Extracted records
• • • •

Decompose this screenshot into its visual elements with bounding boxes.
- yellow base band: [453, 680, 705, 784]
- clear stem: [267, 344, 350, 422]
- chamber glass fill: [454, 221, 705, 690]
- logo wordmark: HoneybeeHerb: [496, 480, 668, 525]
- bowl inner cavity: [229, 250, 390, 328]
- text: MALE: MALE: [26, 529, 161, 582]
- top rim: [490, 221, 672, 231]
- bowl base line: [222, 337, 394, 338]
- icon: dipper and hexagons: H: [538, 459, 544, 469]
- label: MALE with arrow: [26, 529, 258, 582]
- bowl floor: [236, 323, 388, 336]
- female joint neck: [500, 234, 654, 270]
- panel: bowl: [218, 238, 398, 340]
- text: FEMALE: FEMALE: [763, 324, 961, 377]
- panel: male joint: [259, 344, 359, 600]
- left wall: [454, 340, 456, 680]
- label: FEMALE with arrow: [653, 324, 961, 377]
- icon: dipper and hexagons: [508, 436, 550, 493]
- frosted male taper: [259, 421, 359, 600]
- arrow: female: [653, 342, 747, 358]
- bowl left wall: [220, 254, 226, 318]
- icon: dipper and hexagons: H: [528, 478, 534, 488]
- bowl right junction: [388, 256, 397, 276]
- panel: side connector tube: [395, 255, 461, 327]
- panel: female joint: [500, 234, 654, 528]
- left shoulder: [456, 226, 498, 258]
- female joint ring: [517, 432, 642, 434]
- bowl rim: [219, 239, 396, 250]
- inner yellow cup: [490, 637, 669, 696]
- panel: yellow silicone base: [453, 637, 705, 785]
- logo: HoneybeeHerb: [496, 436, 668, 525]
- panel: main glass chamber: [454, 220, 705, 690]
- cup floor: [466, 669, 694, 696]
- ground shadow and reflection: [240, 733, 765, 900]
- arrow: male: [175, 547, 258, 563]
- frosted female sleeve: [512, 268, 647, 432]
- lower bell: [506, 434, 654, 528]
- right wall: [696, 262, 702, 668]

• • • •

— Set exercise —
Put the records, from the first line through the line containing "- top rim: [490, 221, 672, 231]", into a Markdown table with the columns Row and Line. Give each line's row number under Row and the line itself under Line, and skip any blank lines.

— Reply to the exercise —
| Row | Line |
|---|---|
| 1 | Decompose this screenshot into its visual elements with bounding boxes. |
| 2 | - yellow base band: [453, 680, 705, 784] |
| 3 | - clear stem: [267, 344, 350, 422] |
| 4 | - chamber glass fill: [454, 221, 705, 690] |
| 5 | - logo wordmark: HoneybeeHerb: [496, 480, 668, 525] |
| 6 | - bowl inner cavity: [229, 250, 390, 328] |
| 7 | - text: MALE: MALE: [26, 529, 161, 582] |
| 8 | - top rim: [490, 221, 672, 231] |